(Stored records)
+++
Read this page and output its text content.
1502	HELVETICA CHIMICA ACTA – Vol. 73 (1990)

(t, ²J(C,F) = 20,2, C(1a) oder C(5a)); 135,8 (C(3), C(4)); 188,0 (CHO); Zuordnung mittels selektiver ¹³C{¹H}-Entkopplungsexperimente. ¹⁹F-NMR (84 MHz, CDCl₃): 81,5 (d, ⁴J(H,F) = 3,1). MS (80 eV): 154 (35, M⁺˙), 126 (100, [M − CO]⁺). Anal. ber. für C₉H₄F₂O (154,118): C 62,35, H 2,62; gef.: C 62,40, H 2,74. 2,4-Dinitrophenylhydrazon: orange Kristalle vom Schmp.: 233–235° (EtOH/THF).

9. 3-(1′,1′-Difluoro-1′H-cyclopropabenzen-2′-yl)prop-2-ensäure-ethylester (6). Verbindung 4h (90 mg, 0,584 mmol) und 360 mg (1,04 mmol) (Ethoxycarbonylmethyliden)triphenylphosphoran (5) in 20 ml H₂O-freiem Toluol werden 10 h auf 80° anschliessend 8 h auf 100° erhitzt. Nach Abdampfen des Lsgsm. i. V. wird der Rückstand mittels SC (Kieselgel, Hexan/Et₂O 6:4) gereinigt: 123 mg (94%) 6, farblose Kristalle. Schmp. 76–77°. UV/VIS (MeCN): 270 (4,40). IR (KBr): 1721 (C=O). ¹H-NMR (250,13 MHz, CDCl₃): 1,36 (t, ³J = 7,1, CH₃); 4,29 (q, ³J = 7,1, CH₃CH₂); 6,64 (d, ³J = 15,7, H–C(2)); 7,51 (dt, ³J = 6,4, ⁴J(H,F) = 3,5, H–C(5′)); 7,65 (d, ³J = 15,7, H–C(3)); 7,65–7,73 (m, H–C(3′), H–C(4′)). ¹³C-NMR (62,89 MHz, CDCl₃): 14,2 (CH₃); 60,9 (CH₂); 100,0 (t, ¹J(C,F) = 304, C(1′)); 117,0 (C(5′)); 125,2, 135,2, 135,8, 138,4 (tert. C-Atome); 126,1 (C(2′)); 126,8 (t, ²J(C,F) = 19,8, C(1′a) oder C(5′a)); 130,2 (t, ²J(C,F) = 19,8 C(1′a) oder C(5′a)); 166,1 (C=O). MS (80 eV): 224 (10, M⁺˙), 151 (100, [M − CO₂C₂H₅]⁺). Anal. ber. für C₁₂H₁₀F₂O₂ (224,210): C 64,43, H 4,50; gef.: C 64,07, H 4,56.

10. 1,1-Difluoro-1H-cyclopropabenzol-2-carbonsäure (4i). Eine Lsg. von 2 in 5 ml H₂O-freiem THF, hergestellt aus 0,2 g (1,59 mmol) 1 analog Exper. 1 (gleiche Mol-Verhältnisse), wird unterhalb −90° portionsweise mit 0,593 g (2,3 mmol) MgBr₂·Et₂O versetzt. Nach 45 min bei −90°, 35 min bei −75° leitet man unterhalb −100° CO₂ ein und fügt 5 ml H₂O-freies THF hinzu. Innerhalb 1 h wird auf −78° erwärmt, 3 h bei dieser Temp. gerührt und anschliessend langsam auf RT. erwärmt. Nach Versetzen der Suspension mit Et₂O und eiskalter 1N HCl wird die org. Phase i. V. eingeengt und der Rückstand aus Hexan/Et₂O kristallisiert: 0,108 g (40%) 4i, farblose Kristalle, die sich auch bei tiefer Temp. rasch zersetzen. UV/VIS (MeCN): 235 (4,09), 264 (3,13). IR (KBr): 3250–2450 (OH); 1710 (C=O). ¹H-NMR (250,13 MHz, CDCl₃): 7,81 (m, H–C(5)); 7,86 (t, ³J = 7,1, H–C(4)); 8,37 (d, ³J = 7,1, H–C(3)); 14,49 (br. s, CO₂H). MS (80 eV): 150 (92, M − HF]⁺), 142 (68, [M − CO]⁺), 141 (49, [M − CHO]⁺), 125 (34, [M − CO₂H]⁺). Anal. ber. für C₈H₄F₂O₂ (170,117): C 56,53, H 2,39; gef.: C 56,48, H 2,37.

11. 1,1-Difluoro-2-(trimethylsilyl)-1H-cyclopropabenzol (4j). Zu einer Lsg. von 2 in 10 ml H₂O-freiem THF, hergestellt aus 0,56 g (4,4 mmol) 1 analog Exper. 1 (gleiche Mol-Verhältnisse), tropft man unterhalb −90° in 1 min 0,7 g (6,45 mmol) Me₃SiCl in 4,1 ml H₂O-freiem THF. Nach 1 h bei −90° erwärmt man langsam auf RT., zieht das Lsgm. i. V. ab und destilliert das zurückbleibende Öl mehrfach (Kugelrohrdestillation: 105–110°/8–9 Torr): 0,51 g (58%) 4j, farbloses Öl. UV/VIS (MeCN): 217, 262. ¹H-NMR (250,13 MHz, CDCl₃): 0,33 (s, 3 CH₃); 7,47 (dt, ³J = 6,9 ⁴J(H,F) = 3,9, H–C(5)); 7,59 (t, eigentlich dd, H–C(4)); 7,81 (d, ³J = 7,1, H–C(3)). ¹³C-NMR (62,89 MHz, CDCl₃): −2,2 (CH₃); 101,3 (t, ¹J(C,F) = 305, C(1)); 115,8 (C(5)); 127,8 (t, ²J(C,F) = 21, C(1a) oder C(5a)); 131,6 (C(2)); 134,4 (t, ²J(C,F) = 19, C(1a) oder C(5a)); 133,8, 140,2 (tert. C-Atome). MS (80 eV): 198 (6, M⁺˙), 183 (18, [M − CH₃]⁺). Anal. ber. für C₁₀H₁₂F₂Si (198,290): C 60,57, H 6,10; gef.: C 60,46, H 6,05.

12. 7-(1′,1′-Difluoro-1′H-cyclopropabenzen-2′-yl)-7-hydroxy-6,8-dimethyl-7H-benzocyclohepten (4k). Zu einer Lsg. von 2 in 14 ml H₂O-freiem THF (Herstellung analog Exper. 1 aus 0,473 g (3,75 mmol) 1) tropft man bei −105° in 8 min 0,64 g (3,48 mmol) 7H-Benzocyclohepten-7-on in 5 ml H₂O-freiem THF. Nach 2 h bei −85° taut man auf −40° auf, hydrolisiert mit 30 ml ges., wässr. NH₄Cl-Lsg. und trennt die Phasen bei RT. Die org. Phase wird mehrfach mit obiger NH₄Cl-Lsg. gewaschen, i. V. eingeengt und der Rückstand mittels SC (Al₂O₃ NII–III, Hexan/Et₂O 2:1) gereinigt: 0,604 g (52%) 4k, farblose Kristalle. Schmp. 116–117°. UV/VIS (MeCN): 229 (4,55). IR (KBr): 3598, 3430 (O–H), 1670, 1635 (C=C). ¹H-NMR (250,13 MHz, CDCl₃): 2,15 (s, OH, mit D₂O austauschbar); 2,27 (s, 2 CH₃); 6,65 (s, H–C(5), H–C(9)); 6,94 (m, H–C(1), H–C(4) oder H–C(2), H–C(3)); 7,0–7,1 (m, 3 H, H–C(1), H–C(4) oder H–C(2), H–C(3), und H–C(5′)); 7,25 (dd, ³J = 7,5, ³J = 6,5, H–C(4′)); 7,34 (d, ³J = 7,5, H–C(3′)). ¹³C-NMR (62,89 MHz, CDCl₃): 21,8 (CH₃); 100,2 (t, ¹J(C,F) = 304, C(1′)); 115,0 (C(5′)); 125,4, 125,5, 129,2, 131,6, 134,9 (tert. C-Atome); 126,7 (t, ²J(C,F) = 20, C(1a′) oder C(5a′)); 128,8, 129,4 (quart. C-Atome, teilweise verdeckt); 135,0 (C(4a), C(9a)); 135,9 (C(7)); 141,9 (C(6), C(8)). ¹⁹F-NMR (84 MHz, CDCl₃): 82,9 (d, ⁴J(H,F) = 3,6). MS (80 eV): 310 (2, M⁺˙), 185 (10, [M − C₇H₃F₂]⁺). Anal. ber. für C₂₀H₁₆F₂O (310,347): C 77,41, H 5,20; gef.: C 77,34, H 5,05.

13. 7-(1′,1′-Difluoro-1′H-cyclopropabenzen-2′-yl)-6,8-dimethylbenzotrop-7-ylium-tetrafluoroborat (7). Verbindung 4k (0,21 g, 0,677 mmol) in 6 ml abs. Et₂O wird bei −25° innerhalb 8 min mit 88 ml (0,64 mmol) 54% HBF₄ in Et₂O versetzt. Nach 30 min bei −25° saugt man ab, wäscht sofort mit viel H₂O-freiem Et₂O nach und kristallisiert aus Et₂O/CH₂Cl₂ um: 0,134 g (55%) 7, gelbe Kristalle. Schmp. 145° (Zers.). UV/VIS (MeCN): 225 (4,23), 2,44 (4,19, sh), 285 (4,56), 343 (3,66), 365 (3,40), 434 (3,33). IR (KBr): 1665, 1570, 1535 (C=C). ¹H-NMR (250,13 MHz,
+++
> SET EXERCISE
In the material above, show every line where the word "Verbindung" turns up.

> WRITTEN SOLUTION
9. 3-(1′,1′-Difluoro-1′H-cyclopropabenzen-2′-yl)prop-2-ensäure-ethylester (6). Verbindung 4h (90 mg, 0,584 mmol) und 360 mg (1,04 mmol) (Ethoxycarbonylmethyliden)triphenylphosphoran (5) in 20 ml H₂O-freiem Toluol werden 10 h auf 80° anschliessend 8 h auf 100° erhitzt. Nach Abdampfen des Lsgsm. i. V. wird der Rückstand mittels SC (Kieselgel, Hexan/Et₂O 6:4) gereinigt: 123 mg (94%) 6, farblose Kristalle. Schmp. 76–77°. UV/VIS (MeCN): 270 (4,40). IR (KBr): 1721 (C=O). ¹H-NMR (250,13 MHz, CDCl₃): 1,36 (t, ³J = 7,1, CH₃); 4,29 (q, ³J = 7,1, CH₃CH₂); 6,64 (d, ³J = 15,7, H–C(2)); 7,51 (dt, ³J = 6,4, ⁴J(H,F) = 3,5, H–C(5′)); 7,65 (d, ³J = 15,7, H–C(3)); 7,65–7,73 (m, H–C(3′), H–C(4′)). ¹³C-NMR (62,89 MHz, CDCl₃): 14,2 (CH₃); 60,9 (CH₂); 100,0 (t, ¹J(C,F) = 304, C(1′)); 117,0 (C(5′)); 125,2, 135,2, 135,8, 138,4 (tert. C-Atome); 126,1 (C(2′)); 126,8 (t, ²J(C,F) = 19,8, C(1′a) oder C(5′a)); 130,2 (t, ²J(C,F) = 19,8 C(1′a) oder C(5′a)); 166,1 (C=O). MS (80 eV): 224 (10, M⁺˙), 151 (100, [M − CO₂C₂H₅]⁺). Anal. ber. für C₁₂H₁₀F₂O₂ (224,210): C 64,43, H 4,50; gef.: C 64,07, H 4,56.
13. 7-(1′,1′-Difluoro-1′H-cyclopropabenzen-2′-yl)-6,8-dimethylbenzotrop-7-ylium-tetrafluoroborat (7). Verbindung 4k (0,21 g, 0,677 mmol) in 6 ml abs. Et₂O wird bei −25° innerhalb 8 min mit 88 ml (0,64 mmol) 54% HBF₄ in Et₂O versetzt. Nach 30 min bei −25° saugt man ab, wäscht sofort mit viel H₂O-freiem Et₂O nach und kristallisiert aus Et₂O/CH₂Cl₂ um: 0,134 g (55%) 7, gelbe Kristalle. Schmp. 145° (Zers.). UV/VIS (MeCN): 225 (4,23), 2,44 (4,19, sh), 285 (4,56), 343 (3,66), 365 (3,40), 434 (3,33). IR (KBr): 1665, 1570, 1535 (C=C). ¹H-NMR (250,13 MHz,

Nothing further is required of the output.